■ Task directions ■
Exactly reproduce each record listed below.

[Extracted records]

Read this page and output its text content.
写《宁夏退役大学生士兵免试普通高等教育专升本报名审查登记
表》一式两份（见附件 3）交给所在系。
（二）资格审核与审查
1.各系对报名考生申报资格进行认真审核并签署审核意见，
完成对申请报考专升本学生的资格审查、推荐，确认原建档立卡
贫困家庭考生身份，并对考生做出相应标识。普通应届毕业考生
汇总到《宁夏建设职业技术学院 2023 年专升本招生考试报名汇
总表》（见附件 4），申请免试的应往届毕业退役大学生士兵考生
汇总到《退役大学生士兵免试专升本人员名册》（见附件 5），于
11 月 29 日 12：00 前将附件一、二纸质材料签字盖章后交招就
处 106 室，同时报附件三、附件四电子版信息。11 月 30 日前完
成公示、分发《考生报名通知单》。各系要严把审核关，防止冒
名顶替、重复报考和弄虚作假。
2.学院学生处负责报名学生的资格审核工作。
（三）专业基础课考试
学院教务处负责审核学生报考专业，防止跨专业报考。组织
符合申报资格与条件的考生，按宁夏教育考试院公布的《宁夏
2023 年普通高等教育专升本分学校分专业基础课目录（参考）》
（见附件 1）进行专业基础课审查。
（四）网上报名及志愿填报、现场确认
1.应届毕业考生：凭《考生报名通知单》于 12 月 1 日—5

■ Written response ■
Read this page and output its text content.
写《宁夏退役大学生士兵免试普通高等教育专升本报名审查登记
表》一式两份（见附件 3）交给所在系。
（二）资格审核与审查
1.各系对报名考生申报资格进行认真审核并签署审核意见，
完成对申请报考专升本学生的资格审查、推荐，确认原建档立卡
贫困家庭考生身份，并对考生做出相应标识。普通应届毕业考生
汇总到《宁夏建设职业技术学院 2023 年专升本招生考试报名汇
总表》（见附件 4），申请免试的应往届毕业退役大学生士兵考生
汇总到《退役大学生士兵免试专升本人员名册》（见附件 5），于
11 月 29 日 12：00 前将附件一、二纸质材料签字盖章后交招就
处 106 室，同时报附件三、附件四电子版信息。11 月 30 日前完
成公示、分发《考生报名通知单》。各系要严把审核关，防止冒
名顶替、重复报考和弄虚作假。
2.学院学生处负责报名学生的资格审核工作。
（三）专业基础课考试
学院教务处负责审核学生报考专业，防止跨专业报考。组织
符合申报资格与条件的考生，按宁夏教育考试院公布的《宁夏
2023 年普通高等教育专升本分学校分专业基础课目录（参考）》
（见附件 1）进行专业基础课审查。
（四）网上报名及志愿填报、现场确认
1.应届毕业考生：凭《考生报名通知单》于 12 月 1 日—5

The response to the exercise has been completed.